*Exercise goal*
In the data below, find each line containing the string "Carrara" and return it.

*Listed records*
-=-=-
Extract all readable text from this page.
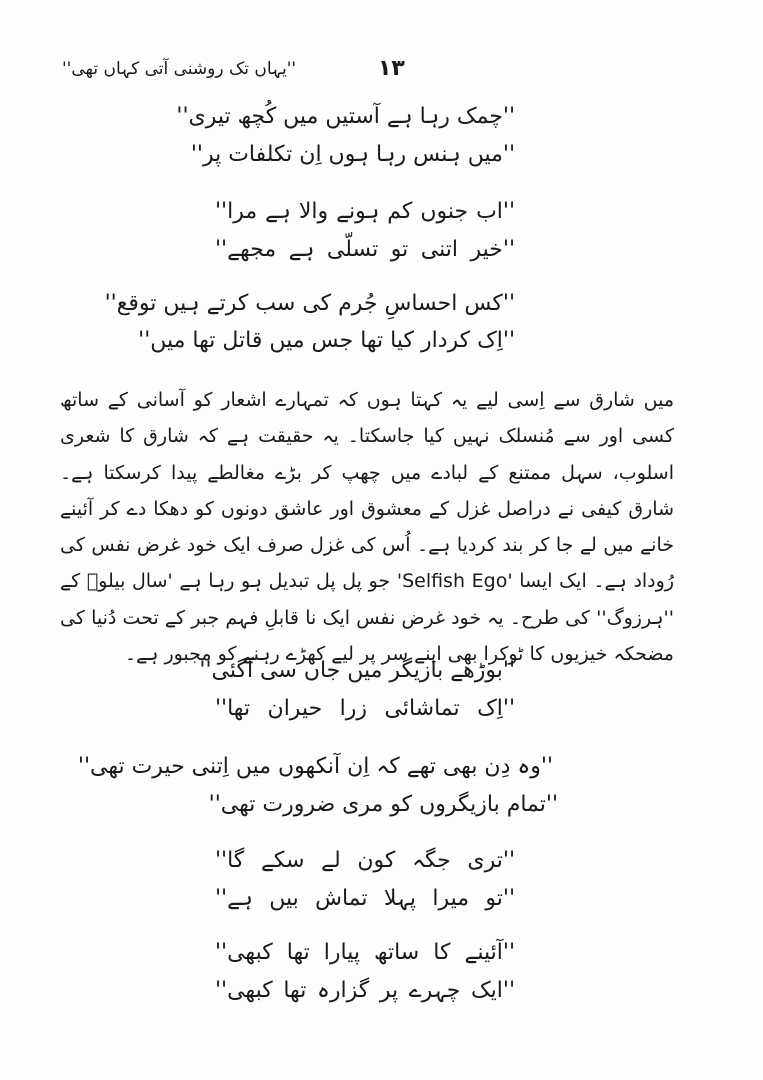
''یہاں تک روشنی آتی کہاں تھی''	۱۳
''چمک رہا ہے آستیں میں کُچھ تیری''
''میں ہنس رہا ہوں اِن تکلفات پر''
''اب جنوں کم ہونے والا ہے مرا''
''خیر اتنی تو تسلّی ہے مجھے''
''کس احساسِ جُرم کی سب کرتے ہیں توقع''
''اِک کردار کیا تھا جس میں قاتل تھا میں''
میں شارق سے اِسی لیے یہ کہتا ہوں کہ تمہارے اشعار کو آسانی کے ساتھ کسی اور سے مُنسلک نہیں کیا جاسکتا۔ یہ حقیقت ہے کہ شارق کا شعری اسلوب، سہل ممتنع کے لبادے میں چھپ کر بڑے مغالطے پیدا کرسکتا ہے۔ شارق کیفی نے دراصل غزل کے معشوق اور عاشق دونوں کو دھکا دے کر آئینے خانے میں لے جا کر بند کردیا ہے۔ اُس کی غزل صرف ایک خود غرض نفس کی رُوداد ہے۔ ایک ایسا 'Selfish Ego' جو پل پل تبدیل ہو رہا ہے 'سال بیلوؔ کے ''ہرزوگ'' کی طرح۔ یہ خود غرض نفس ایک نا قابلِ فہم جبر کے تحت دُنیا کی مضحکہ خیزیوں کا ٹوکرا بھی اپنے سر پر لیے کھڑے رہنے کو مجبور ہے۔
''بوڑھے بازیگر میں جاں سی آگئی''
''اِک تماشائی زرا حیران تھا''
''وہ دِن بھی تھے کہ اِن آنکھوں میں اِتنی حیرت تھی''
''تمام بازیگروں کو مری ضرورت تھی''
''تری جگہ کون لے سکے گا''
''تو میرا پہلا تماش بیں ہے''
''آئینے کا ساتھ پیارا تھا کبھی''
''ایک چہرے پر گزارہ تھا کبھی''
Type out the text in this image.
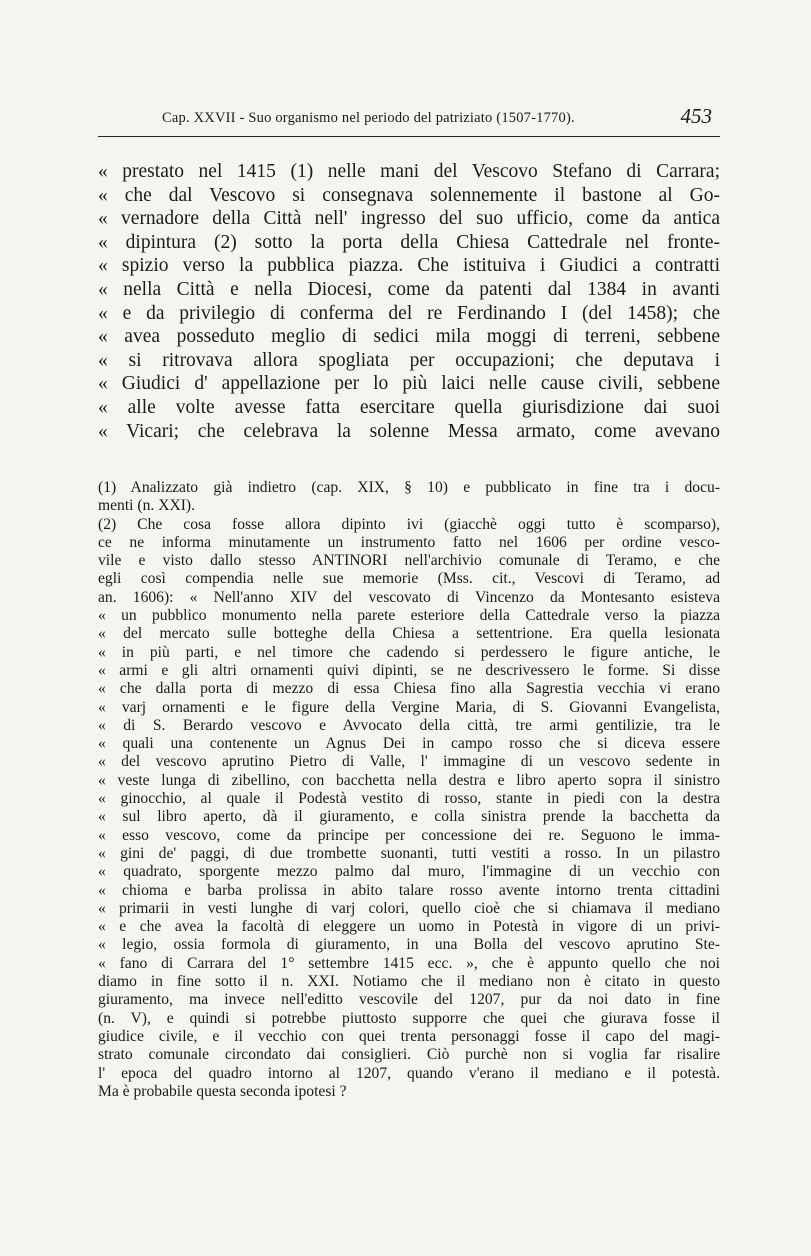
Cap. XXVII - Suo organismo nel periodo del patriziato (1507-1770).	453
« prestato nel 1415 (1) nelle mani del Vescovo Stefano di Carrara;
« che dal Vescovo si consegnava solennemente il bastone al Go-
« vernadore della Città nell' ingresso del suo ufficio, come da antica
« dipintura (2) sotto la porta della Chiesa Cattedrale nel fronte-
« spizio verso la pubblica piazza. Che istituiva i Giudici a contratti
« nella Città e nella Diocesi, come da patenti dal 1384 in avanti
« e da privilegio di conferma del re Ferdinando I (del 1458); che
« avea posseduto meglio di sedici mila moggi di terreni, sebbene
« si ritrovava allora spogliata per occupazioni; che deputava i
« Giudici d' appellazione per lo più laici nelle cause civili, sebbene
« alle volte avesse fatta esercitare quella giurisdizione dai suoi
« Vicari; che celebrava la solenne Messa armato, come avevano
(1) Analizzato già indietro (cap. XIX, § 10) e pubblicato in fine tra i docu-
menti (n. XXI).
(2) Che cosa fosse allora dipinto ivi (giacchè oggi tutto è scomparso),
ce ne informa minutamente un instrumento fatto nel 1606 per ordine vesco-
vile e visto dallo stesso ANTINORI nell'archivio comunale di Teramo, e che
egli così compendia nelle sue memorie (Mss. cit., Vescovi di Teramo, ad
an. 1606): « Nell'anno XIV del vescovato di Vincenzo da Montesanto esisteva
« un pubblico monumento nella parete esteriore della Cattedrale verso la piazza
« del mercato sulle botteghe della Chiesa a settentrione. Era quella lesionata
« in più parti, e nel timore che cadendo si perdessero le figure antiche, le
« armi e gli altri ornamenti quivi dipinti, se ne descrivessero le forme. Si disse
« che dalla porta di mezzo di essa Chiesa fino alla Sagrestia vecchia vi erano
« varj ornamenti e le figure della Vergine Maria, di S. Giovanni Evangelista,
« di S. Berardo vescovo e Avvocato della città, tre armi gentilizie, tra le
« quali una contenente un Agnus Dei in campo rosso che si diceva essere
« del vescovo aprutino Pietro di Valle, l' immagine di un vescovo sedente in
« veste lunga di zibellino, con bacchetta nella destra e libro aperto sopra il sinistro
« ginocchio, al quale il Podestà vestito di rosso, stante in piedi con la destra
« sul libro aperto, dà il giuramento, e colla sinistra prende la bacchetta da
« esso vescovo, come da principe per concessione dei re. Seguono le imma-
« gini de' paggi, di due trombette suonanti, tutti vestiti a rosso. In un pilastro
« quadrato, sporgente mezzo palmo dal muro, l'immagine di un vecchio con
« chioma e barba prolissa in abito talare rosso avente intorno trenta cittadini
« primarii in vesti lunghe di varj colori, quello cioè che si chiamava il mediano
« e che avea la facoltà di eleggere un uomo in Potestà in vigore di un privi-
« legio, ossia formola di giuramento, in una Bolla del vescovo aprutino Ste-
« fano di Carrara del 1° settembre 1415 ecc. », che è appunto quello che noi
diamo in fine sotto il n. XXI. Notiamo che il mediano non è citato in questo
giuramento, ma invece nell'editto vescovile del 1207, pur da noi dato in fine
(n. V), e quindi si potrebbe piuttosto supporre che quei che giurava fosse il
giudice civile, e il vecchio con quei trenta personaggi fosse il capo del magi-
strato comunale circondato dai consiglieri. Ciò purchè non si voglia far risalire
l' epoca del quadro intorno al 1207, quando v'erano il mediano e il potestà.
Ma è probabile questa seconda ipotesi ?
-=-=-
*Response to the exercise*
« prestato nel 1415 (1) nelle mani del Vescovo Stefano di Carrara;
« fano di Carrara del 1° settembre 1415 ecc. », che è appunto quello che noi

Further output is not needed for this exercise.